═══ Supplied records

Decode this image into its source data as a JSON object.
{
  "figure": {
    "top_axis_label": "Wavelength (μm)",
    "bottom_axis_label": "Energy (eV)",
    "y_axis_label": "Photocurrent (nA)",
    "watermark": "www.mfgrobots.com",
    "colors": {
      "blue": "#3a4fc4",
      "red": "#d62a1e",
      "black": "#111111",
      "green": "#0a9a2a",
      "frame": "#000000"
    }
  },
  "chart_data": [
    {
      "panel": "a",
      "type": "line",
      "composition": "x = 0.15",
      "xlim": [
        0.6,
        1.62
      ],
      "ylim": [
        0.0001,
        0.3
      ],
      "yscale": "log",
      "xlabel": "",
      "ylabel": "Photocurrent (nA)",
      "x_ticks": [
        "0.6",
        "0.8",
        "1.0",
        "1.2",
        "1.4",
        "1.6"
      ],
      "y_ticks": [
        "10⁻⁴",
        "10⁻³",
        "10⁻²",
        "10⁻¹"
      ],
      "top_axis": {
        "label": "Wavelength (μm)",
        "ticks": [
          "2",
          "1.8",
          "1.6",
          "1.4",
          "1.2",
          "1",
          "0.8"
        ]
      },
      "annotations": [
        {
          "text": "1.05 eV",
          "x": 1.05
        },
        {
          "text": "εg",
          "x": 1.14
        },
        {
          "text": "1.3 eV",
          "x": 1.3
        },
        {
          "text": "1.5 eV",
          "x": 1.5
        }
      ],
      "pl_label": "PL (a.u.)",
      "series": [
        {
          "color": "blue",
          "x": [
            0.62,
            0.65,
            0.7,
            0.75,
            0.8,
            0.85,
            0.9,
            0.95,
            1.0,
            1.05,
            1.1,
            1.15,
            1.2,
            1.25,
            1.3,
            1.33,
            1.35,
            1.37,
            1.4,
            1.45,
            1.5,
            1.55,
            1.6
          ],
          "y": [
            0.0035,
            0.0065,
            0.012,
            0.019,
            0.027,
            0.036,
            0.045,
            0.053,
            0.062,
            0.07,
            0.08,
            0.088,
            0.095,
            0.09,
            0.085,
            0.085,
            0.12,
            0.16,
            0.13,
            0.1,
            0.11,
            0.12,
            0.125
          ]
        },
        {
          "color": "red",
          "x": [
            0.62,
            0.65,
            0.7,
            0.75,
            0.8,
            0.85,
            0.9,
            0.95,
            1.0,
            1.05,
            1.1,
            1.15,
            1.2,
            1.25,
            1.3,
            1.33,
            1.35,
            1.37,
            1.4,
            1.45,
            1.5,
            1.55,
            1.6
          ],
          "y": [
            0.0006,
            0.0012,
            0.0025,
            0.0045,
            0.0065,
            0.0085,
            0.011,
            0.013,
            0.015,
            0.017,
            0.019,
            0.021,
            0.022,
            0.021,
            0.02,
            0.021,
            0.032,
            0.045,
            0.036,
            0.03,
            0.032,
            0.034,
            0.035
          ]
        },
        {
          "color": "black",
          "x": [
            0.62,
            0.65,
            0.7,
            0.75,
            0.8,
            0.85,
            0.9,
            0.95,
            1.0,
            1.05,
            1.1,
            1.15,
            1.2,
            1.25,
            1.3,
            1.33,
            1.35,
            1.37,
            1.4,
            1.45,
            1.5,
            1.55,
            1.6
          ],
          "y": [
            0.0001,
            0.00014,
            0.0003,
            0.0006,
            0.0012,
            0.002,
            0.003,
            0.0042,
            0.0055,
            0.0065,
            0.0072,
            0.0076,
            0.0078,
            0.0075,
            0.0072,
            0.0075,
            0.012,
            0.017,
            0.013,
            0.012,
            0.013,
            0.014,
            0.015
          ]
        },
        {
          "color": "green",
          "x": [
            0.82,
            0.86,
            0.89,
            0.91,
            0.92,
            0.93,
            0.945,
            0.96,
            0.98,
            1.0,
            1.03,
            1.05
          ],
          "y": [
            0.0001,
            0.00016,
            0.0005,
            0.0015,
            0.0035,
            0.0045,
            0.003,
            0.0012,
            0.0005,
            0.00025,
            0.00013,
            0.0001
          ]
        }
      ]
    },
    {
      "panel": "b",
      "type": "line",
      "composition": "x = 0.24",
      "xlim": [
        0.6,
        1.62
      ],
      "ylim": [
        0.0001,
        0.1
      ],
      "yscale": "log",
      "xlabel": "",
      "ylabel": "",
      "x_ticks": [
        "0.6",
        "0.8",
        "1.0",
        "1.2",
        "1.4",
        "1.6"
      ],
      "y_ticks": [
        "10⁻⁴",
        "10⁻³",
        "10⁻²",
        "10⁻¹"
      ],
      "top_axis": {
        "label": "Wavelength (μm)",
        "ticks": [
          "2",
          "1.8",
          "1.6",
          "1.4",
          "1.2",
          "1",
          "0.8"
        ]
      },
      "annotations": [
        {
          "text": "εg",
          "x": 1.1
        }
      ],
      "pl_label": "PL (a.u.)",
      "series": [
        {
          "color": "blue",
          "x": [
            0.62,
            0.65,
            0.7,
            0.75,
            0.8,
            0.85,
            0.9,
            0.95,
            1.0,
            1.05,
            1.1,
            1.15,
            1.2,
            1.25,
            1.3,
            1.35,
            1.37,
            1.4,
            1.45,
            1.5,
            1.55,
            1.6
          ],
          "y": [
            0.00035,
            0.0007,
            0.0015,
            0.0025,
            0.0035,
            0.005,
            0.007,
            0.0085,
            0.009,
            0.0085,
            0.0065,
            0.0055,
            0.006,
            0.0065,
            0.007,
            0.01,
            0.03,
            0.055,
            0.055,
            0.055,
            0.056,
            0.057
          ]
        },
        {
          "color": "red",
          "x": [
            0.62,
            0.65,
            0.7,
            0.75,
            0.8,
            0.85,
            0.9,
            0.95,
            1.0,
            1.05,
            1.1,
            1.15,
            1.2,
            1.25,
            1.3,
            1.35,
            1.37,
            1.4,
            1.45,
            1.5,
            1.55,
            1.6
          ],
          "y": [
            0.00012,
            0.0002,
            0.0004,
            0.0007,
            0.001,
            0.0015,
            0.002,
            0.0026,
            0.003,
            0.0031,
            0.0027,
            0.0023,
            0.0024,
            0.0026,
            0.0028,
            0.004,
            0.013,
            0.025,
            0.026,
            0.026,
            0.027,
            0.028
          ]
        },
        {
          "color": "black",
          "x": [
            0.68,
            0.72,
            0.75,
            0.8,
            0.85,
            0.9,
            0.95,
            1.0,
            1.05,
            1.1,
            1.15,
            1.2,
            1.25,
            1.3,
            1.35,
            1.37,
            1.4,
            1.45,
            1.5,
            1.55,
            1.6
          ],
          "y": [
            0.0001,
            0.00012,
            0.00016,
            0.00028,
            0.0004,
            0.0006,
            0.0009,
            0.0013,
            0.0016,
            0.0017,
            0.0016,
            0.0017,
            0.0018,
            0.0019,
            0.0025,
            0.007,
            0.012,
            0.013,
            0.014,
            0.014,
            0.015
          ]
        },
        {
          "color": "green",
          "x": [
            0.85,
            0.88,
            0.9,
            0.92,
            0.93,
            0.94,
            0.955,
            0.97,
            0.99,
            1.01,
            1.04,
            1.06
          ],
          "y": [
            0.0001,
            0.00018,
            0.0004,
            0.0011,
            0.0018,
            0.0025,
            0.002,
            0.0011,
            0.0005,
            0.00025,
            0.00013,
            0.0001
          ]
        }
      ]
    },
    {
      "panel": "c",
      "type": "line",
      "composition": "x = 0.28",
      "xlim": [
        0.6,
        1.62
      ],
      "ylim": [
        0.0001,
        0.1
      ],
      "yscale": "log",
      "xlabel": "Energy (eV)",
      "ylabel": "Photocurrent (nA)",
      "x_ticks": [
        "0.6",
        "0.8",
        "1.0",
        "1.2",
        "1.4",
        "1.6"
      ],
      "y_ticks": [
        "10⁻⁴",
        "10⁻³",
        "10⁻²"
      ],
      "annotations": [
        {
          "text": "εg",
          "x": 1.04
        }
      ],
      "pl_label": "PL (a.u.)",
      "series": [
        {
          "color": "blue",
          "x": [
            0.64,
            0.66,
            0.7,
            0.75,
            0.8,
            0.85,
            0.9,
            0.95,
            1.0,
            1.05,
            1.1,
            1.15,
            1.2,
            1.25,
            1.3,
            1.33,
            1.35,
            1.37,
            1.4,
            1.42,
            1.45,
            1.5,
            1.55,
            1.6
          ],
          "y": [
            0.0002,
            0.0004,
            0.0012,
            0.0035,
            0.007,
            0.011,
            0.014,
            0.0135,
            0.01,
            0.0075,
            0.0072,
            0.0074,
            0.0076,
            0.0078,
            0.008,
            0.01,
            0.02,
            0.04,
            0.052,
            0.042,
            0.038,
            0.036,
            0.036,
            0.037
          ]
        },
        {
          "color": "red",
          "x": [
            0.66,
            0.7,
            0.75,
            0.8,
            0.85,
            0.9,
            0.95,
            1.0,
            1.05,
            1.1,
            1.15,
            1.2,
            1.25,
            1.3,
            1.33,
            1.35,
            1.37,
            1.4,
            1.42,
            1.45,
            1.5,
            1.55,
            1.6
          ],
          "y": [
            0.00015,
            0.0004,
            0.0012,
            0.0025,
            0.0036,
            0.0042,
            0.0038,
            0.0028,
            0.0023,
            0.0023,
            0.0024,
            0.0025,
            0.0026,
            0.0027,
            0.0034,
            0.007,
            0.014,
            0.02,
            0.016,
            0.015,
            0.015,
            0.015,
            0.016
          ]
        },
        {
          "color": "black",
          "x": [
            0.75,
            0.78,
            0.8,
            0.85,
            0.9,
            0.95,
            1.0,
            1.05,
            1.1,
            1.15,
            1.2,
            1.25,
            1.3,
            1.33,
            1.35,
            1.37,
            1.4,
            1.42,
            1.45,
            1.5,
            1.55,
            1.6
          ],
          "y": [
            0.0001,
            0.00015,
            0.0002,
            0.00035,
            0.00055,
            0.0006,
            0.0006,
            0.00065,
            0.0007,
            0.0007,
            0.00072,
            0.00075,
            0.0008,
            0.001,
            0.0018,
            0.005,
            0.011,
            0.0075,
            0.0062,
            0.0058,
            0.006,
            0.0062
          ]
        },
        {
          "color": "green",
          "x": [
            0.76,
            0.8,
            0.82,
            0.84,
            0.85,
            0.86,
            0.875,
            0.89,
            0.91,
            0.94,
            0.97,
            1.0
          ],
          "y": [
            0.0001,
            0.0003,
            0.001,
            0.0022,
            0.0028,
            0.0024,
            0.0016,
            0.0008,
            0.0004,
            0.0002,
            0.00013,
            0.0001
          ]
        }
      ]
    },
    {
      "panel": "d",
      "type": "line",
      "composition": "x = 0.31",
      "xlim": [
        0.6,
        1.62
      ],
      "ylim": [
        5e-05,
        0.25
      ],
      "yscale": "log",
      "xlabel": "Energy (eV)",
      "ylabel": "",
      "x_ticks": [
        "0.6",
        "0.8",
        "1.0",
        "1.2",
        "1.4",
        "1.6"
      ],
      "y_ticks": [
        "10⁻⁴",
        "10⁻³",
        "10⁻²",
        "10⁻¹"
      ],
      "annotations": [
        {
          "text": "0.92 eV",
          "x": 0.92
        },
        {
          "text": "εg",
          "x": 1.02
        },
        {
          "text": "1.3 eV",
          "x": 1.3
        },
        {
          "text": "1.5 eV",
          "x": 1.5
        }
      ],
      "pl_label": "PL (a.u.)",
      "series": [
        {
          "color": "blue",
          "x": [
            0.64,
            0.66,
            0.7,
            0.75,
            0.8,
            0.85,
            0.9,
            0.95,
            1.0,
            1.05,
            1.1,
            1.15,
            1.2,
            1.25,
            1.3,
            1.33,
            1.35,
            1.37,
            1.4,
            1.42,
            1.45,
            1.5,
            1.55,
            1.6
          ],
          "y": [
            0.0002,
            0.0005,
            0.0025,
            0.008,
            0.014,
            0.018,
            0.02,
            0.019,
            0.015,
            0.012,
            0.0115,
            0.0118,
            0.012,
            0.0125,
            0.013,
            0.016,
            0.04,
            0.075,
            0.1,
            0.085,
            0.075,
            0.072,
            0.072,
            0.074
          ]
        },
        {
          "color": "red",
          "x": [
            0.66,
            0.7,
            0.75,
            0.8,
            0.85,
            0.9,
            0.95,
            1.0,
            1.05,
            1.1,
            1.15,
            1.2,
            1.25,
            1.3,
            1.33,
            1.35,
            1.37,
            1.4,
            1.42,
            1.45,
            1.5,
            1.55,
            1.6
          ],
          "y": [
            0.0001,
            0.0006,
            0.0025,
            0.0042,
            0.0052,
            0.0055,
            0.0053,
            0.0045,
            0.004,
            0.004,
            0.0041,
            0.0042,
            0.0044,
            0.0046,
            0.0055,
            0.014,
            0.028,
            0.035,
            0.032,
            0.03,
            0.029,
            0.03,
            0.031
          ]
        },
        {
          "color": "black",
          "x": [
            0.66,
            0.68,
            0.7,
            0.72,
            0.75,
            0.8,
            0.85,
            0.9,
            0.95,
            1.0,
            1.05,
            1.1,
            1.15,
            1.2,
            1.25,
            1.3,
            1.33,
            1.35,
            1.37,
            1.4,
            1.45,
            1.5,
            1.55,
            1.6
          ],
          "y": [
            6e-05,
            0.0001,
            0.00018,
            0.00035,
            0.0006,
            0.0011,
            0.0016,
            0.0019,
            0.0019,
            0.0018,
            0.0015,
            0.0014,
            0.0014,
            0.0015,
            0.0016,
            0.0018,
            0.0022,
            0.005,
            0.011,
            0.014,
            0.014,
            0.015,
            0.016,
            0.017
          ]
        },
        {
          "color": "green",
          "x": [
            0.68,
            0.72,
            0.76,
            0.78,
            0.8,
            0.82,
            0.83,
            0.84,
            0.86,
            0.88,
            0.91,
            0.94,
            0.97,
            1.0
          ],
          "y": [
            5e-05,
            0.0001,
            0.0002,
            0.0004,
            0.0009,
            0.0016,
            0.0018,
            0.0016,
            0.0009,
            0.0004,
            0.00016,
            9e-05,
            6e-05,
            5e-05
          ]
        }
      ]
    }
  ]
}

══════

■ **Task**:
Pick out every line above that holds the word "composition" and copy it.

■ **Written reply**:
      "composition": "x = 0.15",
      "composition": "x = 0.24",
      "composition": "x = 0.28",
      "composition": "x = 0.31",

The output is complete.